_Task details_.
Rewrite the listing with each "series-line" switched to "data-line", keeping every other character as it is.

====== Items ======

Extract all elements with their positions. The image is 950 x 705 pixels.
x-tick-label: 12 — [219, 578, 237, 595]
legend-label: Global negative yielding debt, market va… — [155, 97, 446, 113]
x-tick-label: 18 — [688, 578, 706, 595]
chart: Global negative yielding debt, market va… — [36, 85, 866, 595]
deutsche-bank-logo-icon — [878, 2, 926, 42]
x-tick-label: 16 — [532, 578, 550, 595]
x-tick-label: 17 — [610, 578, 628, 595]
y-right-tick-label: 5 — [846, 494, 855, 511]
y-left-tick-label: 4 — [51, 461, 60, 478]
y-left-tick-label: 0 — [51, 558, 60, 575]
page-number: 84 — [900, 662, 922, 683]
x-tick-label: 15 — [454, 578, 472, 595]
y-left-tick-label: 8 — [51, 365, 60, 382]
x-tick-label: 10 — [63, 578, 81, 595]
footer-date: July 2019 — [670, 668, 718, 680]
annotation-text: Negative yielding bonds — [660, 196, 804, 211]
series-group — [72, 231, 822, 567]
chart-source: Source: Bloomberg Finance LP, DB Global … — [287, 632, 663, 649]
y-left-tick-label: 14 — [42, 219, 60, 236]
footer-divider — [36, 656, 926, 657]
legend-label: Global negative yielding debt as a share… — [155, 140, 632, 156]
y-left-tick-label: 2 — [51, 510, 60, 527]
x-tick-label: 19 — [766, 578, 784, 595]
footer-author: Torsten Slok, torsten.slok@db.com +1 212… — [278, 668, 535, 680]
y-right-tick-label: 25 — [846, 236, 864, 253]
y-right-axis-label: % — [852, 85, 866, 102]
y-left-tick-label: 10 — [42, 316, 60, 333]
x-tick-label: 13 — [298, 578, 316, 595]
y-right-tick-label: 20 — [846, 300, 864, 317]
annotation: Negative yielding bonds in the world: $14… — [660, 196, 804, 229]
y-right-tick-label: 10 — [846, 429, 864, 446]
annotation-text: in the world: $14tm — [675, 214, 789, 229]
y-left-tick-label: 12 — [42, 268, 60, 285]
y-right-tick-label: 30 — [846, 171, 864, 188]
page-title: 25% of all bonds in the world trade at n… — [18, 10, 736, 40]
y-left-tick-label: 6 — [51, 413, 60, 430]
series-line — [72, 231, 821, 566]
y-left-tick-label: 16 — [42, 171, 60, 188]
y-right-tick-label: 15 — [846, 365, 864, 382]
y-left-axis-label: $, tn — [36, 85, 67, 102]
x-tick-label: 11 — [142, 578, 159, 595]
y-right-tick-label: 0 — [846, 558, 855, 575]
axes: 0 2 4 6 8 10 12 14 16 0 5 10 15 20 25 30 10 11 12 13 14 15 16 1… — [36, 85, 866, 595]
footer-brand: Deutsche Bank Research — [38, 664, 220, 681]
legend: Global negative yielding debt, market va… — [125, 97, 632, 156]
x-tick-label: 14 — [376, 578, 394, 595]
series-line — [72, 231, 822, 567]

======

_Solution for this exercise_.
Extract all elements with their positions. The image is 950 x 705 pixels.
x-tick-label: 12 — [219, 578, 237, 595]
legend-label: Global negative yielding debt, market va… — [155, 97, 446, 113]
x-tick-label: 18 — [688, 578, 706, 595]
chart: Global negative yielding debt, market va… — [36, 85, 866, 595]
deutsche-bank-logo-icon — [878, 2, 926, 42]
x-tick-label: 16 — [532, 578, 550, 595]
x-tick-label: 17 — [610, 578, 628, 595]
y-right-tick-label: 5 — [846, 494, 855, 511]
y-left-tick-label: 4 — [51, 461, 60, 478]
y-left-tick-label: 0 — [51, 558, 60, 575]
page-number: 84 — [900, 662, 922, 683]
x-tick-label: 15 — [454, 578, 472, 595]
y-left-tick-label: 8 — [51, 365, 60, 382]
x-tick-label: 10 — [63, 578, 81, 595]
footer-date: July 2019 — [670, 668, 718, 680]
annotation-text: Negative yielding bonds — [660, 196, 804, 211]
series-group — [72, 231, 822, 567]
chart-source: Source: Bloomberg Finance LP, DB Global … — [287, 632, 663, 649]
y-left-tick-label: 14 — [42, 219, 60, 236]
footer-divider — [36, 656, 926, 657]
legend-label: Global negative yielding debt as a share… — [155, 140, 632, 156]
y-left-tick-label: 2 — [51, 510, 60, 527]
x-tick-label: 19 — [766, 578, 784, 595]
footer-author: Torsten Slok, torsten.slok@db.com +1 212… — [278, 668, 535, 680]
y-right-tick-label: 25 — [846, 236, 864, 253]
y-right-axis-label: % — [852, 85, 866, 102]
y-left-tick-label: 10 — [42, 316, 60, 333]
x-tick-label: 13 — [298, 578, 316, 595]
y-right-tick-label: 20 — [846, 300, 864, 317]
annotation: Negative yielding bonds in the world: $14… — [660, 196, 804, 229]
y-right-tick-label: 10 — [846, 429, 864, 446]
annotation-text: in the world: $14tm — [675, 214, 789, 229]
y-left-tick-label: 12 — [42, 268, 60, 285]
y-right-tick-label: 30 — [846, 171, 864, 188]
page-title: 25% of all bonds in the world trade at n… — [18, 10, 736, 40]
y-left-tick-label: 6 — [51, 413, 60, 430]
data-line — [72, 231, 821, 566]
y-left-tick-label: 16 — [42, 171, 60, 188]
y-right-tick-label: 15 — [846, 365, 864, 382]
y-left-axis-label: $, tn — [36, 85, 67, 102]
x-tick-label: 11 — [142, 578, 159, 595]
y-right-tick-label: 0 — [846, 558, 855, 575]
axes: 0 2 4 6 8 10 12 14 16 0 5 10 15 20 25 30 10 11 12 13 14 15 16 1… — [36, 85, 866, 595]
footer-brand: Deutsche Bank Research — [38, 664, 220, 681]
legend: Global negative yielding debt, market va… — [125, 97, 632, 156]
x-tick-label: 14 — [376, 578, 394, 595]
data-line — [72, 231, 822, 567]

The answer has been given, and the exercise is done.